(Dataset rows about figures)
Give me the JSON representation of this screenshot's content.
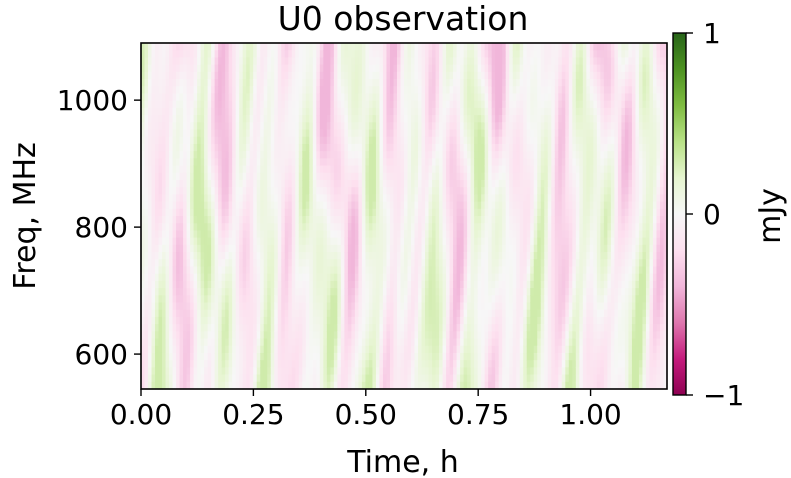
{
  "chart_data": {
    "type": "heatmap",
    "title": "U0 observation",
    "xlabel": "Time, h",
    "ylabel": "Freq, MHz",
    "xlim": [
      0.0,
      1.17
    ],
    "ylim": [
      545,
      1090
    ],
    "x_ticks": [
      0.0,
      0.25,
      0.5,
      0.75,
      1.0
    ],
    "x_tick_labels": [
      "0.00",
      "0.25",
      "0.50",
      "0.75",
      "1.00"
    ],
    "y_ticks": [
      600,
      800,
      1000
    ],
    "y_tick_labels": [
      "600",
      "800",
      "1000"
    ],
    "colorbar": {
      "label": "mJy",
      "vmin": -1,
      "vmax": 1,
      "ticks": [
        -1,
        0,
        1
      ],
      "tick_labels": [
        "−1",
        "0",
        "1"
      ],
      "colormap": "PiYG"
    },
    "colors": {
      "negative": "#8e0152",
      "zero": "#f7f7f7",
      "positive": "#276419"
    },
    "value_range_observed": [
      -0.4,
      0.3
    ]
  }
}
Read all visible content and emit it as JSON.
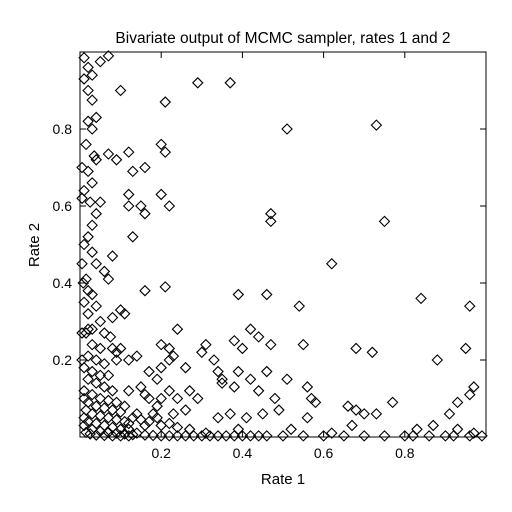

▶ _WHAT NEEDS TO BE DONE_:
Your copy should match the records word for word, with the pictures removed.

▶ _TASK ANSWER_:
Give me the JSON representation of this screenshot's content.
{
  "chart_data": {
    "type": "heatmap",
    "title": "U0 observation",
    "xlabel": "Time, h",
    "ylabel": "Freq, MHz",
    "xlim": [
      0.0,
      1.17
    ],
    "ylim": [
      545,
      1090
    ],
    "x_ticks": [
      0.0,
      0.25,
      0.5,
      0.75,
      1.0
    ],
    "x_tick_labels": [
      "0.00",
      "0.25",
      "0.50",
      "0.75",
      "1.00"
    ],
    "y_ticks": [
      600,
      800,
      1000
    ],
    "y_tick_labels": [
      "600",
      "800",
      "1000"
    ],
    "colorbar": {
      "label": "mJy",
      "vmin": -1,
      "vmax": 1,
      "ticks": [
        -1,
        0,
        1
      ],
      "tick_labels": [
        "−1",
        "0",
        "1"
      ],
      "colormap": "PiYG"
    },
    "colors": {
      "negative": "#8e0152",
      "zero": "#f7f7f7",
      "positive": "#276419"
    },
    "value_range_observed": [
      -0.4,
      0.3
    ]
  }
}
Read all visible content and emit it as JSON.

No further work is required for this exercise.